> _WHAT THE TASK ASKS_
For the data below, work out the number of lines containing the string "proteins" and answer with that number only.

> _TASK MATERIAL_
-- -- --

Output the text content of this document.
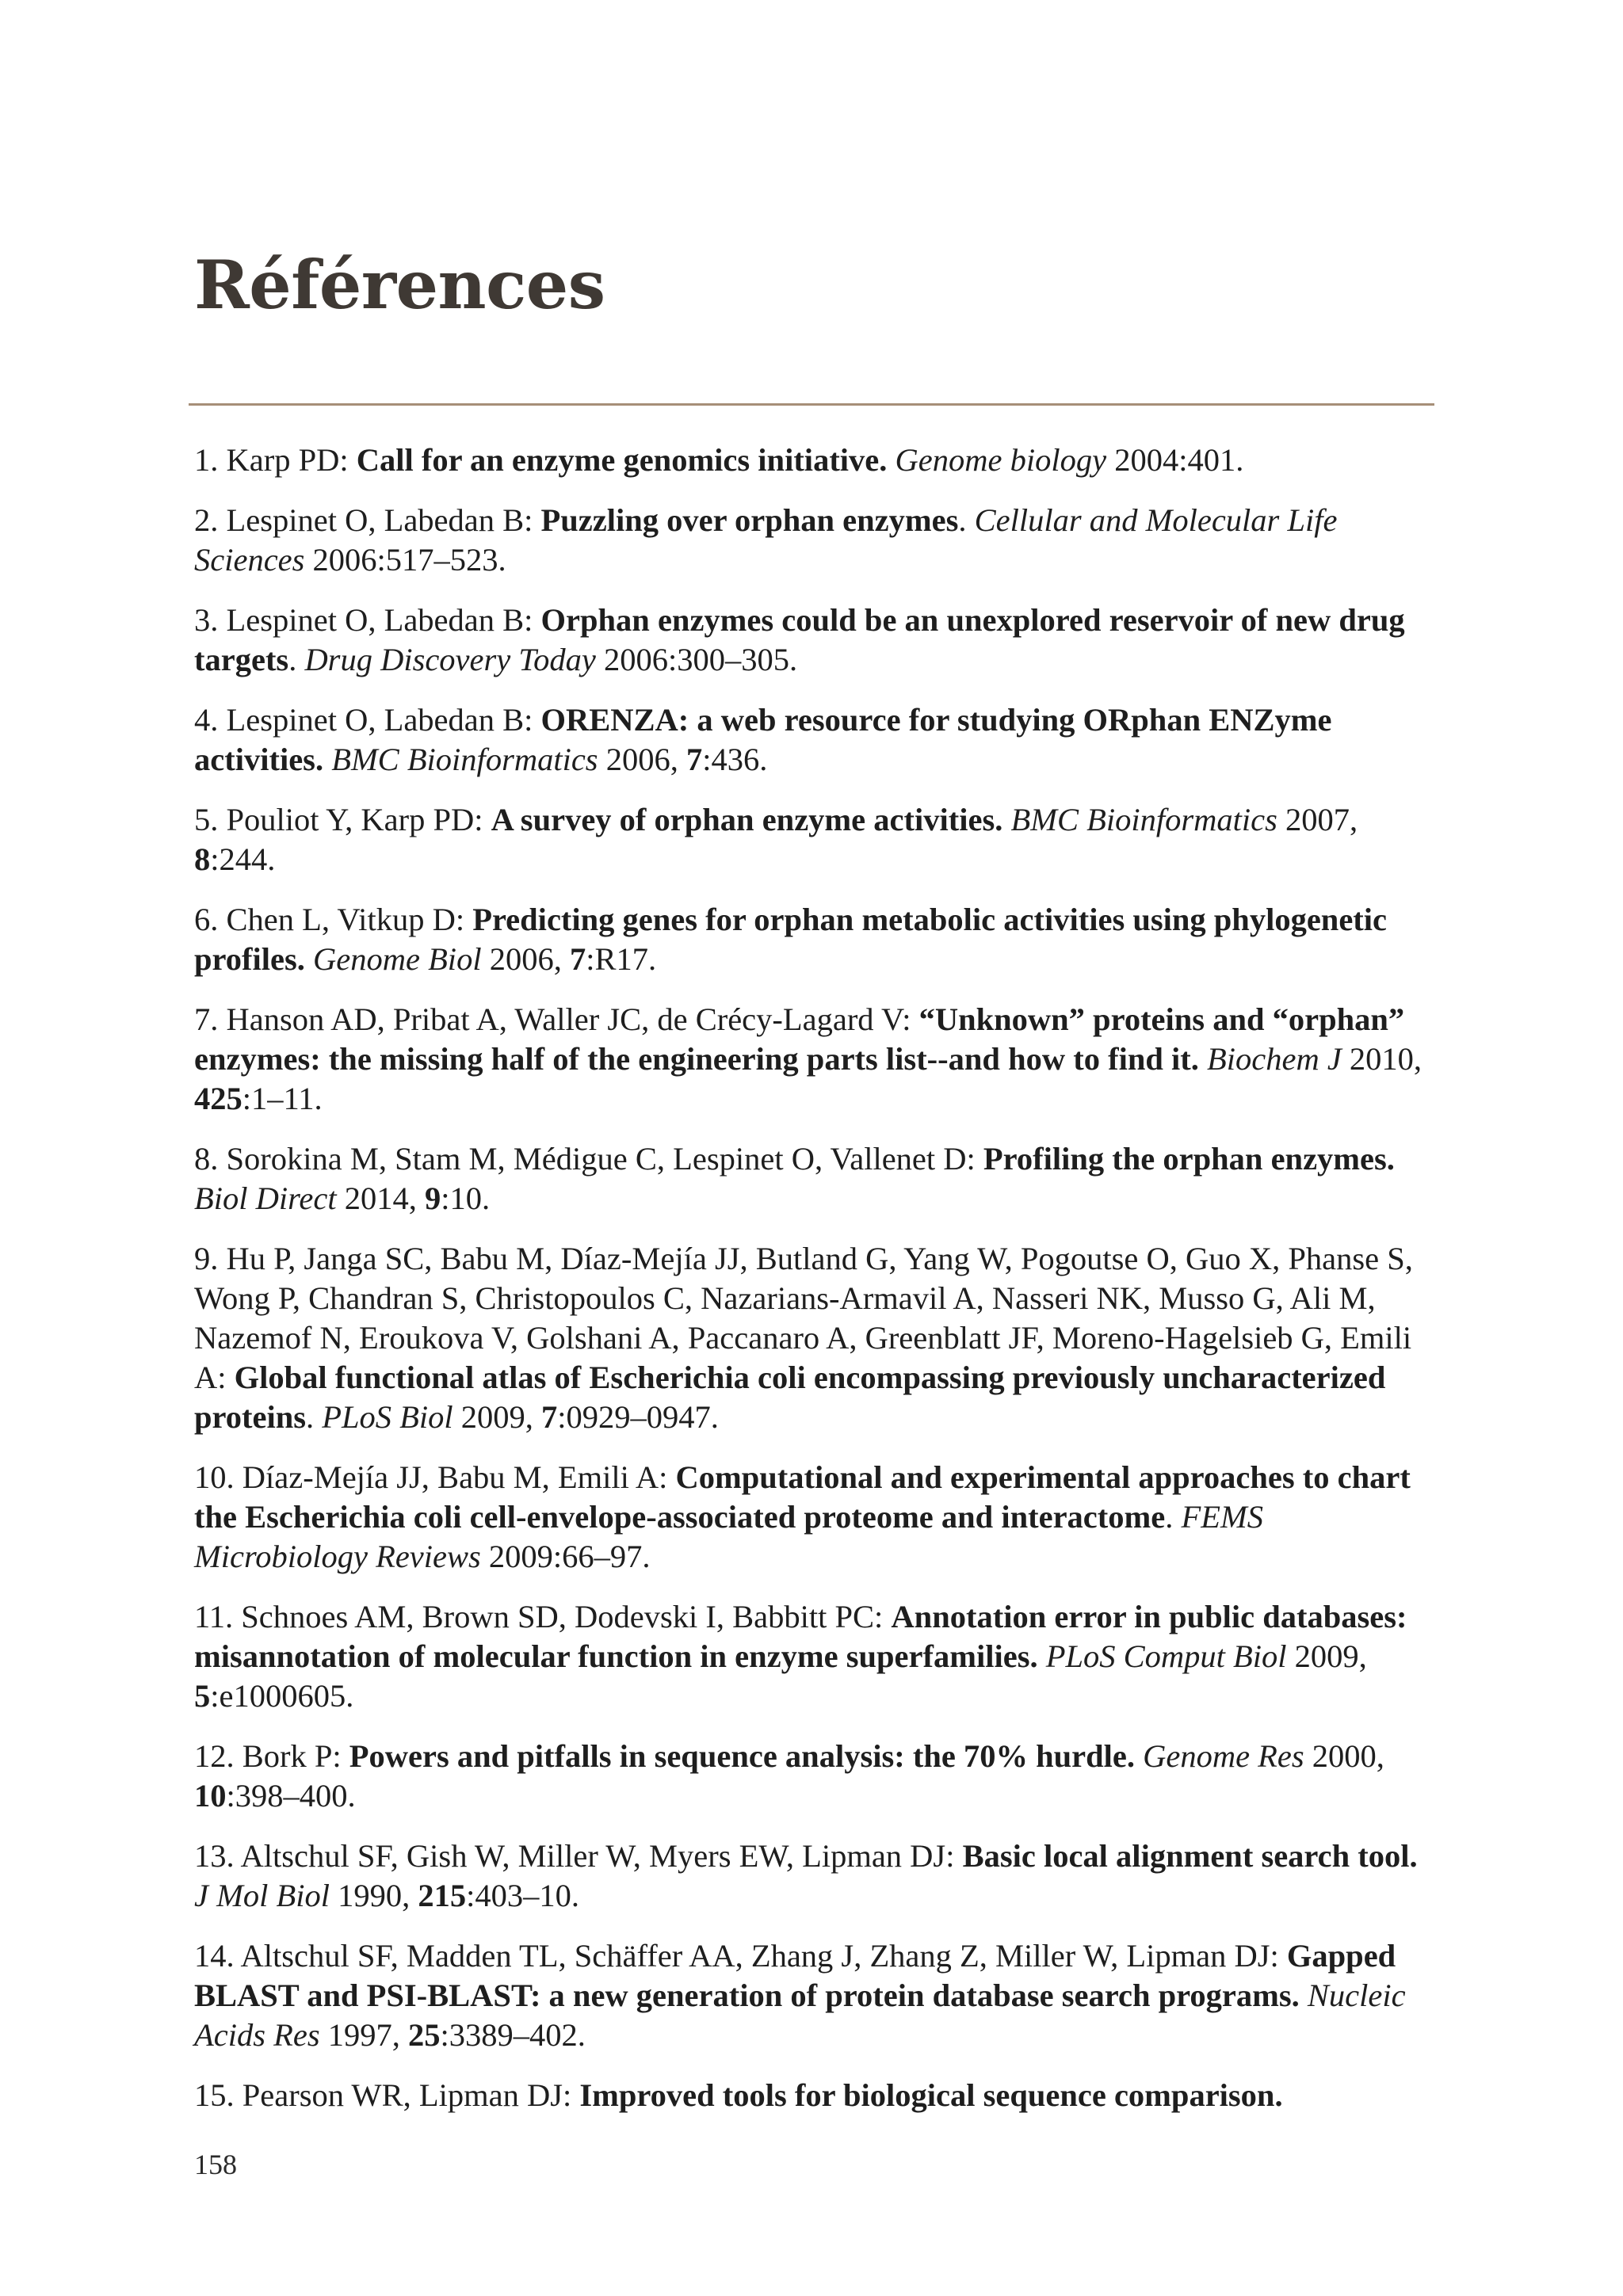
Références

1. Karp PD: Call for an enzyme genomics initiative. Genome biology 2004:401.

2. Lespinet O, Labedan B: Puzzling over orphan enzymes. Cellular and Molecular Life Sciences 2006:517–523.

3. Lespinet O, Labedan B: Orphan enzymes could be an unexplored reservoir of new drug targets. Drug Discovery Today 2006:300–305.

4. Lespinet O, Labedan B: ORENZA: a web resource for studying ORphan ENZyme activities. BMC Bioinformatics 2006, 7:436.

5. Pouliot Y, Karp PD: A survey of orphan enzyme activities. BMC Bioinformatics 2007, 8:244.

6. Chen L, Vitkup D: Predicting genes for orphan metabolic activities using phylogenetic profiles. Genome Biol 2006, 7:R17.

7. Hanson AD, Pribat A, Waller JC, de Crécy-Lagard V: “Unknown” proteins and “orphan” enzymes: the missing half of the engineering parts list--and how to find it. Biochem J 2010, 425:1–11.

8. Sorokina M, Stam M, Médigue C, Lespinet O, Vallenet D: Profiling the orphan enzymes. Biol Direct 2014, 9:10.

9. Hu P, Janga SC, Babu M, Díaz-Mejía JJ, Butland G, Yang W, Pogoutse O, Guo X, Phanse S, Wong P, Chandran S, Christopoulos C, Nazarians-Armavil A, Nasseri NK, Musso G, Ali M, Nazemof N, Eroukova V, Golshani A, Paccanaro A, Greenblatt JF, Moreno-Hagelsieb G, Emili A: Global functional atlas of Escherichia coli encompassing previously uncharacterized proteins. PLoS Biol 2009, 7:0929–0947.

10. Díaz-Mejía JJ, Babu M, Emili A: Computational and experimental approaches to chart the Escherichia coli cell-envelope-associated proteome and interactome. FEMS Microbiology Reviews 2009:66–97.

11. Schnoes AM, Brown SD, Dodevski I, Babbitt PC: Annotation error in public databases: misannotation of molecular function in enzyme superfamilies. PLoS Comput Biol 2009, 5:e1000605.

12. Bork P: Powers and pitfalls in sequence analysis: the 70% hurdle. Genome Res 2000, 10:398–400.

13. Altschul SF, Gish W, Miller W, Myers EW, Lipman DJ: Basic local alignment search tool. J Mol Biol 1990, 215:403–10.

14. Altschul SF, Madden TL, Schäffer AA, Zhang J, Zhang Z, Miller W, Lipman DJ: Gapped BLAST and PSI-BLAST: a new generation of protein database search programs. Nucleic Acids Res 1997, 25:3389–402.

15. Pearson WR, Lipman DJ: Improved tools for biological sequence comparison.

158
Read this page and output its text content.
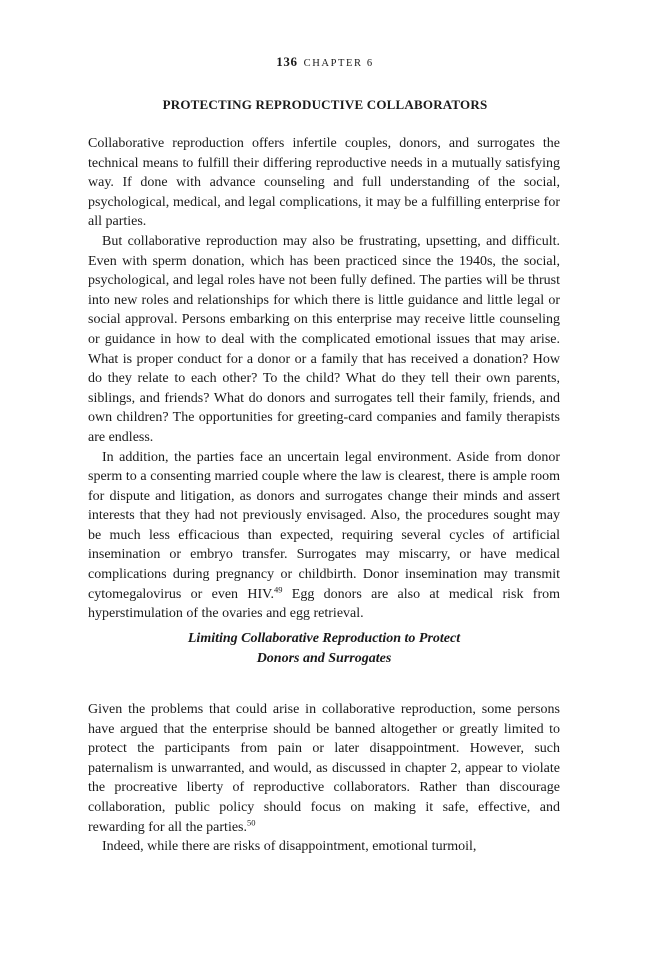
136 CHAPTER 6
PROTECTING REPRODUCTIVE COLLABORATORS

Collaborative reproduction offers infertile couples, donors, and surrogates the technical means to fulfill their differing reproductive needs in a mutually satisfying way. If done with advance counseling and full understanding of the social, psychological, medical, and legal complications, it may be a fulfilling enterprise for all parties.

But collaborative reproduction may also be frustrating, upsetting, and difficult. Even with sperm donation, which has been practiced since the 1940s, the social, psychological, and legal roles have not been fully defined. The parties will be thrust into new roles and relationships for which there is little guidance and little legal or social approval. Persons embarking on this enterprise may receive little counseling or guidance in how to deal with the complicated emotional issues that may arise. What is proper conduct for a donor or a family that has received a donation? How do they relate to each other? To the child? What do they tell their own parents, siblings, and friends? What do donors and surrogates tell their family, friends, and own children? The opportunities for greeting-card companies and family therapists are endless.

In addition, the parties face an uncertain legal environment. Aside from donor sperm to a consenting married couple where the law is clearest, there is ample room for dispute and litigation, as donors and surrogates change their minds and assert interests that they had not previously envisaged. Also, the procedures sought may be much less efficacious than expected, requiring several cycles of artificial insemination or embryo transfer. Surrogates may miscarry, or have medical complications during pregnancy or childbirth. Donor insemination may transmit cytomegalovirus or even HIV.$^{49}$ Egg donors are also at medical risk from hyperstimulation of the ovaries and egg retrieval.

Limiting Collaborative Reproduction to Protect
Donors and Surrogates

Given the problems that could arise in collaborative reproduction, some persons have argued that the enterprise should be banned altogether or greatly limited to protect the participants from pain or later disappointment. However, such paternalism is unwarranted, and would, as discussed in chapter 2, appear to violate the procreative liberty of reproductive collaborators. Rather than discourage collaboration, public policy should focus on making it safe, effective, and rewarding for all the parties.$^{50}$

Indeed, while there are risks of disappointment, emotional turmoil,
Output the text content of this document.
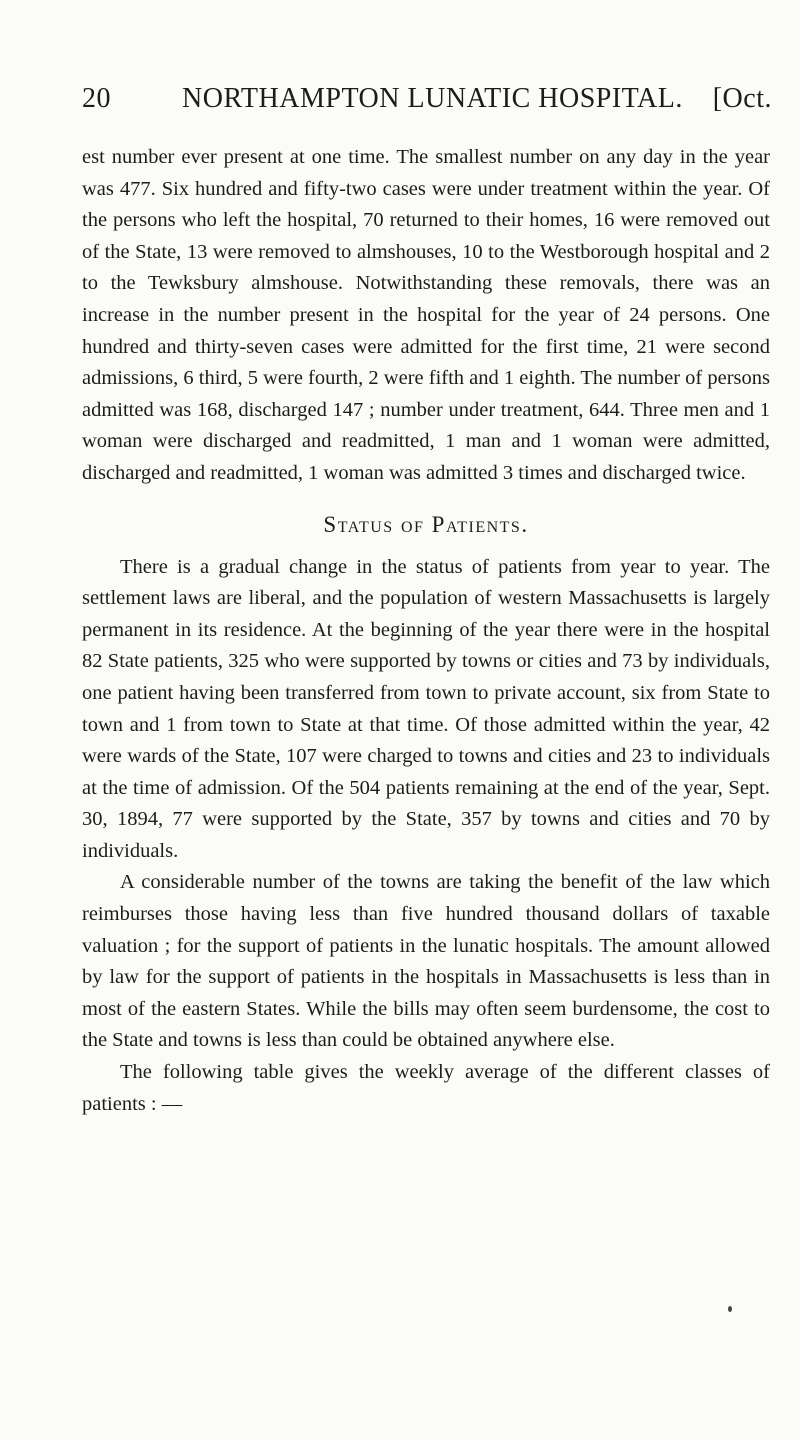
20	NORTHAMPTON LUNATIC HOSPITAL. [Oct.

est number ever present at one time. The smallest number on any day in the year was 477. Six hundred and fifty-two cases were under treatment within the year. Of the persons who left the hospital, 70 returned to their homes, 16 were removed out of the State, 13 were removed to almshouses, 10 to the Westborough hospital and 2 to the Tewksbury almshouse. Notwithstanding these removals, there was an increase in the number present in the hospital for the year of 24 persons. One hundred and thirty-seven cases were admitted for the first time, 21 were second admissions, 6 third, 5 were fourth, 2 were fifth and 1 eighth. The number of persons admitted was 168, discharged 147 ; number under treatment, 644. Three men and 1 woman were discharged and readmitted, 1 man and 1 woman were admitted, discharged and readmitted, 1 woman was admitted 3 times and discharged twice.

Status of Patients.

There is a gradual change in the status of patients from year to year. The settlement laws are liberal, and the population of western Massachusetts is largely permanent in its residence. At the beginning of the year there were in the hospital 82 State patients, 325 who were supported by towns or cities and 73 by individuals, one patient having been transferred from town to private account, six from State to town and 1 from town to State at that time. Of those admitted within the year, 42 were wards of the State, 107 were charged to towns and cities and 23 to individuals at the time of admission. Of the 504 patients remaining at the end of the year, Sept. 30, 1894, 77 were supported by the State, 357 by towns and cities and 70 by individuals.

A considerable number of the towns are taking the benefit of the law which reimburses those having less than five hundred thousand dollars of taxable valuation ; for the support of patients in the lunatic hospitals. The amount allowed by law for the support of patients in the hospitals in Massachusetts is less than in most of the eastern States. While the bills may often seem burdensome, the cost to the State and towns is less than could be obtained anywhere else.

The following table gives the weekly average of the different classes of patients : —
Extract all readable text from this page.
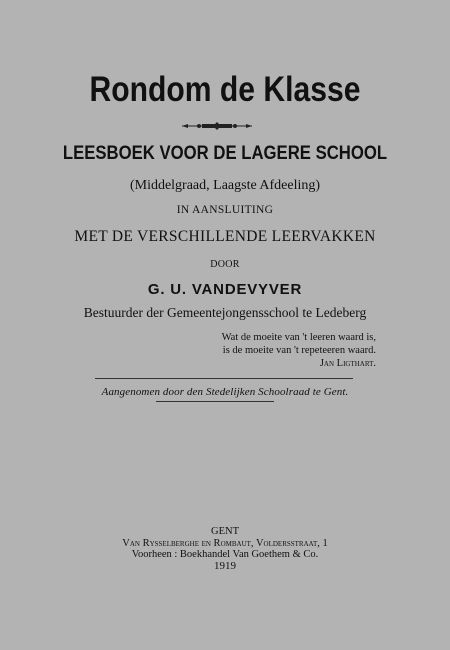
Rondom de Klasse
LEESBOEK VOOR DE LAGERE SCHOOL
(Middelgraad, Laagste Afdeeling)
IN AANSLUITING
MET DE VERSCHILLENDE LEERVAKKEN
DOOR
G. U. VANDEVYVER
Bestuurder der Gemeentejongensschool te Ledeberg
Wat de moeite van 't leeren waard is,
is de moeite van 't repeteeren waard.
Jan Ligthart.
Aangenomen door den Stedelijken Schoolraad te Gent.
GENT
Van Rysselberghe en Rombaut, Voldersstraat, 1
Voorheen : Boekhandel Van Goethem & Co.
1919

-- -- --

> _ANSWER FOR THIS EXERCISE_
2